- _OBJECTIVE_
Could you give the data below again, exactly and completely?

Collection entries
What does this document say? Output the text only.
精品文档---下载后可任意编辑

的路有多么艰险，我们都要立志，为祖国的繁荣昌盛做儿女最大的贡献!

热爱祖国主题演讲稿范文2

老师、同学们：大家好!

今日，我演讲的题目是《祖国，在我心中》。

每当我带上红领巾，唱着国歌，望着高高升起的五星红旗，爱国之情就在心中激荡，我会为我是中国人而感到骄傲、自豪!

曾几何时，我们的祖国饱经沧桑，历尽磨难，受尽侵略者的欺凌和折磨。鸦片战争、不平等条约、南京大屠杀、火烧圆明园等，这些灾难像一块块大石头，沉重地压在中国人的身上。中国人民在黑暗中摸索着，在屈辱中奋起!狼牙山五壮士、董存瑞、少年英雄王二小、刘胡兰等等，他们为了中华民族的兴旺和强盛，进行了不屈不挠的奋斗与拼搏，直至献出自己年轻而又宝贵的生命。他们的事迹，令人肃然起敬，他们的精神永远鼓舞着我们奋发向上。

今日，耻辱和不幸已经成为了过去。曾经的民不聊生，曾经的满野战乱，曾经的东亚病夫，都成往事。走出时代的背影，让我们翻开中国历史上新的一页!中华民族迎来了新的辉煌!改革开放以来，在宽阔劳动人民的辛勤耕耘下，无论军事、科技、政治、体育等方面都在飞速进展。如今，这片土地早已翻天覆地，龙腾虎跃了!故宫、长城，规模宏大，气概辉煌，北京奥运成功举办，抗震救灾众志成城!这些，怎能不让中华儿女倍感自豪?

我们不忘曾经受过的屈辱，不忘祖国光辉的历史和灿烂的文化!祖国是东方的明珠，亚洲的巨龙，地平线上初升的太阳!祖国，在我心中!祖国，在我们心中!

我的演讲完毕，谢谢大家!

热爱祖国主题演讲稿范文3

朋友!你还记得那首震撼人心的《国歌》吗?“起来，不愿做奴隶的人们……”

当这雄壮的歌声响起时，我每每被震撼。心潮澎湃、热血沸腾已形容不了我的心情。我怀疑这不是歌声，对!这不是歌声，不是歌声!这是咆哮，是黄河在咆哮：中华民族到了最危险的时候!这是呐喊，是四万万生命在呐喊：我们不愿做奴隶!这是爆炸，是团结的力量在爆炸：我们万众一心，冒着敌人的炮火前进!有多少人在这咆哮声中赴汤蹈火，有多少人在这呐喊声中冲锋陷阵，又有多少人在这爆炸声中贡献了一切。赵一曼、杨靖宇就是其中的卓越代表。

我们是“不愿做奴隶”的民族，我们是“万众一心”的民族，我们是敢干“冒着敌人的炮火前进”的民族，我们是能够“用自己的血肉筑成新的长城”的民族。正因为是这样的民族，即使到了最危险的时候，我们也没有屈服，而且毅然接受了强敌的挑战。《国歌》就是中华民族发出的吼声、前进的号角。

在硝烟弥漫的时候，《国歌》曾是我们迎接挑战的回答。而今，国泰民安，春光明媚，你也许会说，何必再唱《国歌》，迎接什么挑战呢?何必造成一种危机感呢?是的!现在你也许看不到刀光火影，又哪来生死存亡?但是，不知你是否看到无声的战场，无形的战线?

- _SOLUTION TO THIS EXERCISE_
What does this document say? Output the text only.
精品文档---下载后可任意编辑

的路有多么艰险，我们都要立志，为祖国的繁荣昌盛做儿女最大的贡献!

热爱祖国主题演讲稿范文2

老师、同学们：大家好!

今日，我演讲的题目是《祖国，在我心中》。

每当我带上红领巾，唱着国歌，望着高高升起的五星红旗，爱国之情就在心中激荡，我会为我是中国人而感到骄傲、自豪!

曾几何时，我们的祖国饱经沧桑，历尽磨难，受尽侵略者的欺凌和折磨。鸦片战争、不平等条约、南京大屠杀、火烧圆明园等，这些灾难像一块块大石头，沉重地压在中国人的身上。中国人民在黑暗中摸索着，在屈辱中奋起!狼牙山五壮士、董存瑞、少年英雄王二小、刘胡兰等等，他们为了中华民族的兴旺和强盛，进行了不屈不挠的奋斗与拼搏，直至献出自己年轻而又宝贵的生命。他们的事迹，令人肃然起敬，他们的精神永远鼓舞着我们奋发向上。

今日，耻辱和不幸已经成为了过去。曾经的民不聊生，曾经的满野战乱，曾经的东亚病夫，都成往事。走出时代的背影，让我们翻开中国历史上新的一页!中华民族迎来了新的辉煌!改革开放以来，在宽阔劳动人民的辛勤耕耘下，无论军事、科技、政治、体育等方面都在飞速进展。如今，这片土地早已翻天覆地，龙腾虎跃了!故宫、长城，规模宏大，气概辉煌，北京奥运成功举办，抗震救灾众志成城!这些，怎能不让中华儿女倍感自豪?

我们不忘曾经受过的屈辱，不忘祖国光辉的历史和灿烂的文化!祖国是东方的明珠，亚洲的巨龙，地平线上初升的太阳!祖国，在我心中!祖国，在我们心中!

我的演讲完毕，谢谢大家!

热爱祖国主题演讲稿范文3

朋友!你还记得那首震撼人心的《国歌》吗?“起来，不愿做奴隶的人们……”

当这雄壮的歌声响起时，我每每被震撼。心潮澎湃、热血沸腾已形容不了我的心情。我怀疑这不是歌声，对!这不是歌声，不是歌声!这是咆哮，是黄河在咆哮：中华民族到了最危险的时候!这是呐喊，是四万万生命在呐喊：我们不愿做奴隶!这是爆炸，是团结的力量在爆炸：我们万众一心，冒着敌人的炮火前进!有多少人在这咆哮声中赴汤蹈火，有多少人在这呐喊声中冲锋陷阵，又有多少人在这爆炸声中贡献了一切。赵一曼、杨靖宇就是其中的卓越代表。

我们是“不愿做奴隶”的民族，我们是“万众一心”的民族，我们是敢干“冒着敌人的炮火前进”的民族，我们是能够“用自己的血肉筑成新的长城”的民族。正因为是这样的民族，即使到了最危险的时候，我们也没有屈服，而且毅然接受了强敌的挑战。《国歌》就是中华民族发出的吼声、前进的号角。

在硝烟弥漫的时候，《国歌》曾是我们迎接挑战的回答。而今，国泰民安，春光明媚，你也许会说，何必再唱《国歌》，迎接什么挑战呢?何必造成一种危机感呢?是的!现在你也许看不到刀光火影，又哪来生死存亡?但是，不知你是否看到无声的战场，无形的战线?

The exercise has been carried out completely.